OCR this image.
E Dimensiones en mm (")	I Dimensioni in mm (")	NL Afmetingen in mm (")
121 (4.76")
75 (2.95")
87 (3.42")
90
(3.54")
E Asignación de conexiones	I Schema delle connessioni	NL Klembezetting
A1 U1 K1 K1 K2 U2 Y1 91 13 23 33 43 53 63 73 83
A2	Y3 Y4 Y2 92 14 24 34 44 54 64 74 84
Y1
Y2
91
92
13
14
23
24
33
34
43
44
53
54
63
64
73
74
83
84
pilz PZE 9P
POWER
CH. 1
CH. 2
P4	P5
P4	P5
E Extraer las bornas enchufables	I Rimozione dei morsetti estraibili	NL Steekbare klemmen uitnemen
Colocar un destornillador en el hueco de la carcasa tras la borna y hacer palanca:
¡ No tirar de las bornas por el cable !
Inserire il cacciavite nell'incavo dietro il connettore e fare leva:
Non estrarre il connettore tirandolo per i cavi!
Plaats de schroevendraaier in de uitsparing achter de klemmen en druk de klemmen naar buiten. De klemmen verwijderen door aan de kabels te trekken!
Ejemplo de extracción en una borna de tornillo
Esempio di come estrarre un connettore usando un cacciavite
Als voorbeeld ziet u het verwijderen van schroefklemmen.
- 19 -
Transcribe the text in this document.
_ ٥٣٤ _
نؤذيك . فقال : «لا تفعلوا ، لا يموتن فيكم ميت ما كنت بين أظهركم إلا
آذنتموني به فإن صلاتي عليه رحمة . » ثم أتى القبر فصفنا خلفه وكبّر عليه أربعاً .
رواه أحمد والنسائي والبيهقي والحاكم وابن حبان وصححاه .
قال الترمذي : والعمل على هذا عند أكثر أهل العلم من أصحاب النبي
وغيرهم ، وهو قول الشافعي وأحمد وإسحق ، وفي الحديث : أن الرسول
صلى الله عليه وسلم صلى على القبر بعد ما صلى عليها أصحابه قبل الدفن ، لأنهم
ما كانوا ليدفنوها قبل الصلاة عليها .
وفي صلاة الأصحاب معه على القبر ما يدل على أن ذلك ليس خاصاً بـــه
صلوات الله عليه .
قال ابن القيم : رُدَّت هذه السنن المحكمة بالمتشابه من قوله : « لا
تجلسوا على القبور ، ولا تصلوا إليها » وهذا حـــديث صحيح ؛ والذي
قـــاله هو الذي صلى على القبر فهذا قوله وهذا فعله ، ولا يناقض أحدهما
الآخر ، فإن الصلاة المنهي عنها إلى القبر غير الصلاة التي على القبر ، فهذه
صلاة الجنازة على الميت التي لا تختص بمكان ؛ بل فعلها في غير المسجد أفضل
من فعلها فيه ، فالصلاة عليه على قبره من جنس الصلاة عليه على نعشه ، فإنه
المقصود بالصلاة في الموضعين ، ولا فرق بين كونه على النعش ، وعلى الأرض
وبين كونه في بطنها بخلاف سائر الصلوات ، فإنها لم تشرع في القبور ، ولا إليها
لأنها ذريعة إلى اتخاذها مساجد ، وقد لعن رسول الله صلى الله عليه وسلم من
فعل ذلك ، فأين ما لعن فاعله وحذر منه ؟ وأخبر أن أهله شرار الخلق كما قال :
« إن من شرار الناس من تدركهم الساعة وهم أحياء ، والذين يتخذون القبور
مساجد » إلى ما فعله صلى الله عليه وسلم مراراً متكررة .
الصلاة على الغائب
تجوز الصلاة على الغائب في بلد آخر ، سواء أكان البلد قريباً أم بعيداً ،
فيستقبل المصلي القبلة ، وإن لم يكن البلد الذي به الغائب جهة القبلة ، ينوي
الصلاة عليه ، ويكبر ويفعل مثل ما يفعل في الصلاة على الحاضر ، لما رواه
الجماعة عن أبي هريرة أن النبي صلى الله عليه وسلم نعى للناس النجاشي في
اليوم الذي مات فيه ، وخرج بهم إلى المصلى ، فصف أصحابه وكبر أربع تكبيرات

────────

• [Direction] Output every line above without altering anything.

• [Output]
OCR this image.
E Dimensiones en mm (")	I Dimensioni in mm (")	NL Afmetingen in mm (")
121 (4.76")
75 (2.95")
87 (3.42")
90
(3.54")
E Asignación de conexiones	I Schema delle connessioni	NL Klembezetting
A1 U1 K1 K1 K2 U2 Y1 91 13 23 33 43 53 63 73 83
A2	Y3 Y4 Y2 92 14 24 34 44 54 64 74 84
Y1
Y2
91
92
13
14
23
24
33
34
43
44
53
54
63
64
73
74
83
84
pilz PZE 9P
POWER
CH. 1
CH. 2
P4	P5
P4	P5
E Extraer las bornas enchufables	I Rimozione dei morsetti estraibili	NL Steekbare klemmen uitnemen
Colocar un destornillador en el hueco de la carcasa tras la borna y hacer palanca:
¡ No tirar de las bornas por el cable !
Inserire il cacciavite nell'incavo dietro il connettore e fare leva:
Non estrarre il connettore tirandolo per i cavi!
Plaats de schroevendraaier in de uitsparing achter de klemmen en druk de klemmen naar buiten. De klemmen verwijderen door aan de kabels te trekken!
Ejemplo de extracción en una borna de tornillo
Esempio di come estrarre un connettore usando un cacciavite
Als voorbeeld ziet u het verwijderen van schroefklemmen.
- 19 -
Transcribe the text in this document.
_ ٥٣٤ _
نؤذيك . فقال : «لا تفعلوا ، لا يموتن فيكم ميت ما كنت بين أظهركم إلا
آذنتموني به فإن صلاتي عليه رحمة . » ثم أتى القبر فصفنا خلفه وكبّر عليه أربعاً .
رواه أحمد والنسائي والبيهقي والحاكم وابن حبان وصححاه .
قال الترمذي : والعمل على هذا عند أكثر أهل العلم من أصحاب النبي
وغيرهم ، وهو قول الشافعي وأحمد وإسحق ، وفي الحديث : أن الرسول
صلى الله عليه وسلم صلى على القبر بعد ما صلى عليها أصحابه قبل الدفن ، لأنهم
ما كانوا ليدفنوها قبل الصلاة عليها .
وفي صلاة الأصحاب معه على القبر ما يدل على أن ذلك ليس خاصاً بـــه
صلوات الله عليه .
قال ابن القيم : رُدَّت هذه السنن المحكمة بالمتشابه من قوله : « لا
تجلسوا على القبور ، ولا تصلوا إليها » وهذا حـــديث صحيح ؛ والذي
قـــاله هو الذي صلى على القبر فهذا قوله وهذا فعله ، ولا يناقض أحدهما
الآخر ، فإن الصلاة المنهي عنها إلى القبر غير الصلاة التي على القبر ، فهذه
صلاة الجنازة على الميت التي لا تختص بمكان ؛ بل فعلها في غير المسجد أفضل
من فعلها فيه ، فالصلاة عليه على قبره من جنس الصلاة عليه على نعشه ، فإنه
المقصود بالصلاة في الموضعين ، ولا فرق بين كونه على النعش ، وعلى الأرض
وبين كونه في بطنها بخلاف سائر الصلوات ، فإنها لم تشرع في القبور ، ولا إليها
لأنها ذريعة إلى اتخاذها مساجد ، وقد لعن رسول الله صلى الله عليه وسلم من
فعل ذلك ، فأين ما لعن فاعله وحذر منه ؟ وأخبر أن أهله شرار الخلق كما قال :
« إن من شرار الناس من تدركهم الساعة وهم أحياء ، والذين يتخذون القبور
مساجد » إلى ما فعله صلى الله عليه وسلم مراراً متكررة .
الصلاة على الغائب
تجوز الصلاة على الغائب في بلد آخر ، سواء أكان البلد قريباً أم بعيداً ،
فيستقبل المصلي القبلة ، وإن لم يكن البلد الذي به الغائب جهة القبلة ، ينوي
الصلاة عليه ، ويكبر ويفعل مثل ما يفعل في الصلاة على الحاضر ، لما رواه
الجماعة عن أبي هريرة أن النبي صلى الله عليه وسلم نعى للناس النجاشي في
اليوم الذي مات فيه ، وخرج بهم إلى المصلى ، فصف أصحابه وكبر أربع تكبيرات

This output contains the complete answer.